* **Инструкция к заданию**: Пожалуйста, представь в виде JSON-списка строк строки, начиная со строки, где есть «localize each UI», и заканчивая строкой, где есть «116, 996, 597]», включая обе. Каждой строке соответствует один элемент списка, пустые строки пропусти, изображения в ответ не включай.

* **Исходные данные**:
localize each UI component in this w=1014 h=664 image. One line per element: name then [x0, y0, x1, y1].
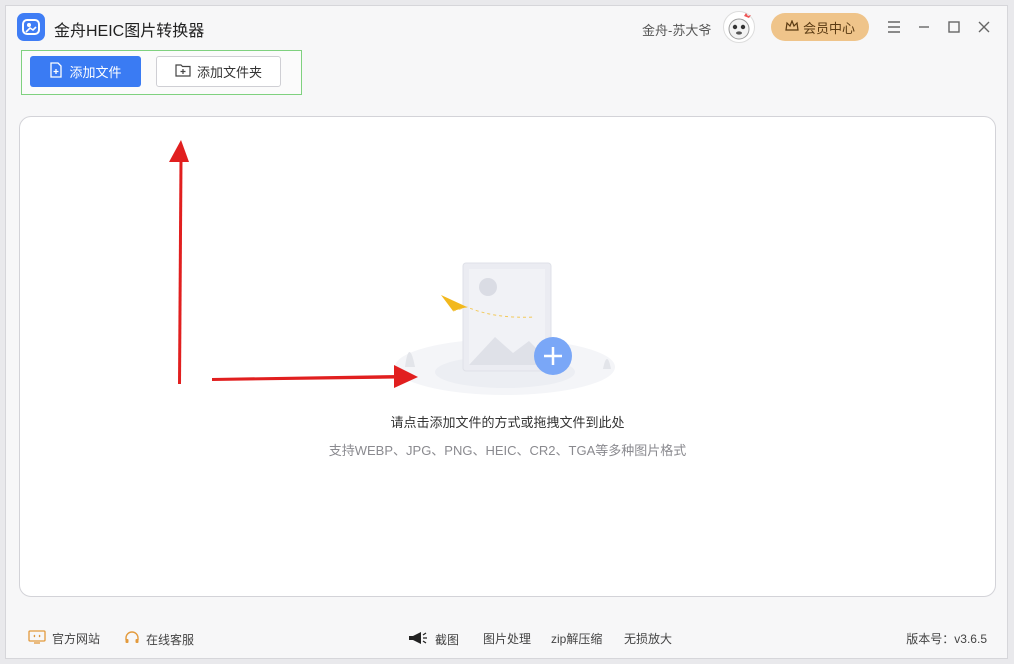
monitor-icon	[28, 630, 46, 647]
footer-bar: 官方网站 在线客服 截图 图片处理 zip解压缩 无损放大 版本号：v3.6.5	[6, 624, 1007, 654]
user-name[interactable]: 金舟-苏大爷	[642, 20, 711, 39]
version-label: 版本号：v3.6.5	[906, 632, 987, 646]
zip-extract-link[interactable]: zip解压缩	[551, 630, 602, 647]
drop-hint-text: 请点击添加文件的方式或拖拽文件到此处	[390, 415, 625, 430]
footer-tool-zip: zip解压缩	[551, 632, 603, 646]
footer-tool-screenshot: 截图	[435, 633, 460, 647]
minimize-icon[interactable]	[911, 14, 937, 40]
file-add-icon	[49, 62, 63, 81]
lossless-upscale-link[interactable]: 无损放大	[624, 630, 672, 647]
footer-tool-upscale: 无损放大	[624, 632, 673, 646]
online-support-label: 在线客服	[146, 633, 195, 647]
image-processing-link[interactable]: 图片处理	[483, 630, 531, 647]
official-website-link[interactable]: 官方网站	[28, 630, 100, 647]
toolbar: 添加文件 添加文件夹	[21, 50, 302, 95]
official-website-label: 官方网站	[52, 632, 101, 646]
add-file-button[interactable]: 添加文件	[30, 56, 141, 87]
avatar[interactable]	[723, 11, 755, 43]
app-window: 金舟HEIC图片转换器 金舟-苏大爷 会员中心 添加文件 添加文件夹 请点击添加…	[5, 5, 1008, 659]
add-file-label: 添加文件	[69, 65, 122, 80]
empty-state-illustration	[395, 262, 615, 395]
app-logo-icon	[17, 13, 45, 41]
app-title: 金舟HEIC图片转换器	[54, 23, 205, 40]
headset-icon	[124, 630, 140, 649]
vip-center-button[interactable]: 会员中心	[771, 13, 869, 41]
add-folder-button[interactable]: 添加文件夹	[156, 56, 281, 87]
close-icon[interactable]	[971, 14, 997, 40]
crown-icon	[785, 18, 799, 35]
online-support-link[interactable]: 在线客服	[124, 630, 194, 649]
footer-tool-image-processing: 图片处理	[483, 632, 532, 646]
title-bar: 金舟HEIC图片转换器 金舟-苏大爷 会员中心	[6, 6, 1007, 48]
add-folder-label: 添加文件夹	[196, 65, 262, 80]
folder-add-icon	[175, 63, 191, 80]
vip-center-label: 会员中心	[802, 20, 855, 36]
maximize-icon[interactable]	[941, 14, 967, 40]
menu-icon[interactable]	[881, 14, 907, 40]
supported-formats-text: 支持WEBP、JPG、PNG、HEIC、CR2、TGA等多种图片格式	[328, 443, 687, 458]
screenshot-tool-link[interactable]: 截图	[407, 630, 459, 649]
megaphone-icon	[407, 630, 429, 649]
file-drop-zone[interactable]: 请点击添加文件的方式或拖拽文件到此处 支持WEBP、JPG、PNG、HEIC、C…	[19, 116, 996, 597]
==
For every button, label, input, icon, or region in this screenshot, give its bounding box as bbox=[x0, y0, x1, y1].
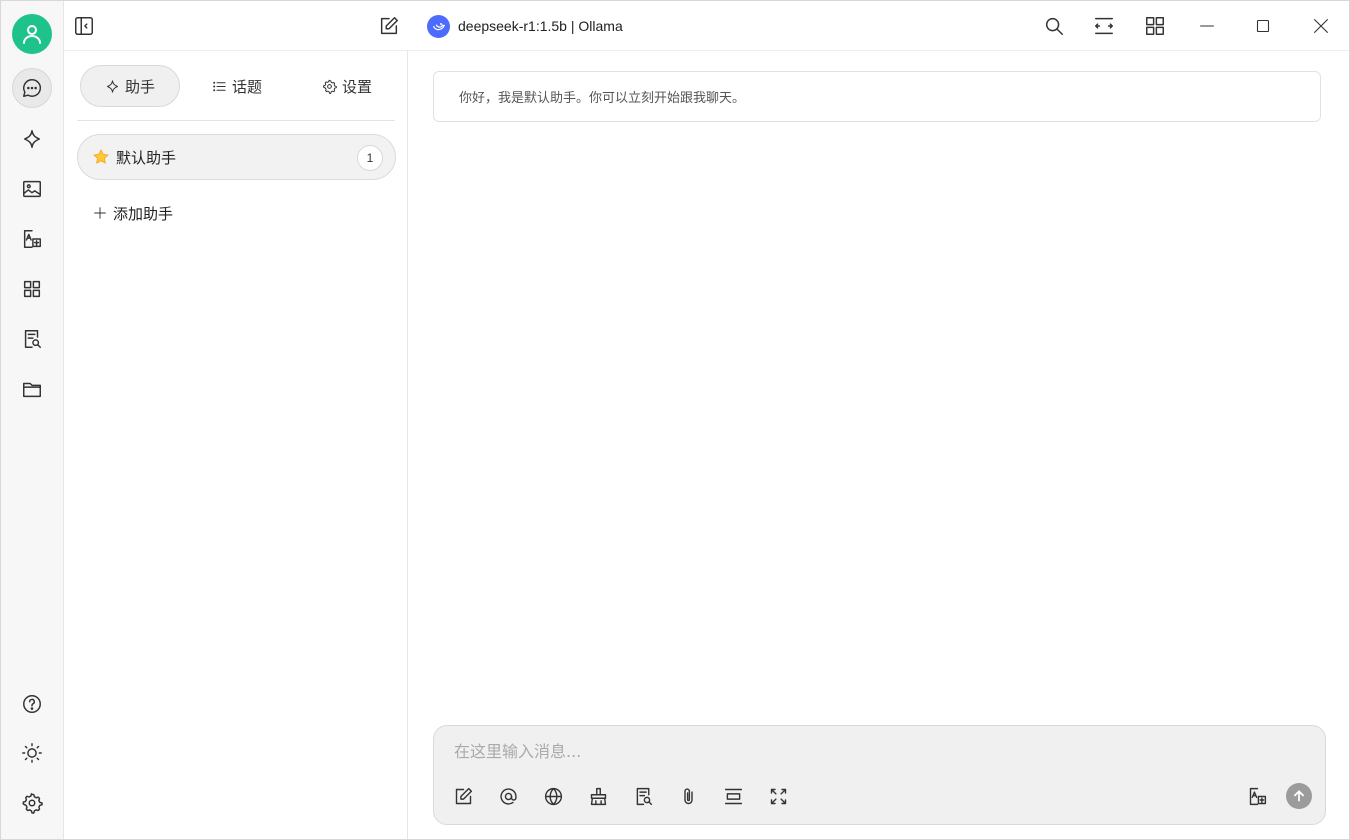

* **Ответ**:
[
  "localize each UI component in this w=1014 h=664 image. One line per element: name then [x0, y0, x1, y1].",
  "monitor-icon\t[28, 630, 46, 647]",
  "footer-bar: 官方网站 在线客服 截图 图片处理 zip解压缩 无损放大 版本号：v3.6.5\t[6, 624, 1007, 654]",
  "user-name[interactable]: 金舟-苏大爷\t[642, 20, 711, 39]",
  "version-label: 版本号：v3.6.5\t[906, 632, 987, 646]",
  "zip-extract-link[interactable]: zip解压缩\t[551, 630, 602, 647]",
  "drop-hint-text: 请点击添加文件的方式或拖拽文件到此处\t[390, 415, 625, 430]",
  "footer-tool-zip: zip解压缩\t[551, 632, 603, 646]",
  "footer-tool-screenshot: 截图\t[435, 633, 460, 647]",
  "minimize-icon[interactable]\t[911, 14, 937, 40]",
  "file-add-icon\t[49, 62, 63, 81]",
  "lossless-upscale-link[interactable]: 无损放大\t[624, 630, 672, 647]",
  "footer-tool-upscale: 无损放大\t[624, 632, 673, 646]",
  "online-support-label: 在线客服\t[146, 633, 195, 647]",
  "image-processing-link[interactable]: 图片处理\t[483, 630, 531, 647]",
  "official-website-link[interactable]: 官方网站\t[28, 630, 100, 647]",
  "toolbar: 添加文件 添加文件夹\t[21, 50, 302, 95]",
  "official-website-label: 官方网站\t[52, 632, 101, 646]",
  "add-file-button[interactable]: 添加文件\t[30, 56, 141, 87]",
  "avatar[interactable]\t[723, 11, 755, 43]",
  "app-window: 金舟HEIC图片转换器 金舟-苏大爷 会员中心 添加文件 添加文件夹 请点击添加…\t[5, 5, 1008, 659]",
  "add-file-label: 添加文件\t[69, 65, 122, 80]",
  "empty-state-illustration\t[395, 262, 615, 395]",
  "app-logo-icon\t[17, 13, 45, 41]",
  "app-title: 金舟HEIC图片转换器\t[54, 23, 205, 40]",
  "headset-icon\t[124, 630, 140, 649]",
  "vip-center-button[interactable]: 会员中心\t[771, 13, 869, 41]",
  "add-folder-button[interactable]: 添加文件夹\t[156, 56, 281, 87]",
  "close-icon[interactable]\t[971, 14, 997, 40]",
  "crown-icon\t[785, 18, 799, 35]",
  "online-support-link[interactable]: 在线客服\t[124, 630, 194, 649]",
  "footer-tool-image-processing: 图片处理\t[483, 632, 532, 646]",
  "title-bar: 金舟HEIC图片转换器 金舟-苏大爷 会员中心\t[6, 6, 1007, 48]",
  "add-folder-label: 添加文件夹\t[196, 65, 262, 80]",
  "folder-add-icon\t[175, 63, 191, 80]",
  "vip-center-label: 会员中心\t[802, 20, 855, 36]",
  "maximize-icon[interactable]\t[941, 14, 967, 40]",
  "menu-icon[interactable]\t[881, 14, 907, 40]",
  "supported-formats-text: 支持WEBP、JPG、PNG、HEIC、CR2、TGA等多种图片格式\t[328, 443, 687, 458]",
  "screenshot-tool-link[interactable]: 截图\t[407, 630, 459, 649]",
  "megaphone-icon\t[407, 630, 429, 649]",
  "file-drop-zone[interactable]: 请点击添加文件的方式或拖拽文件到此处 支持WEBP、JPG、PNG、HEIC、C…\t[19, 116, 996, 597]"
]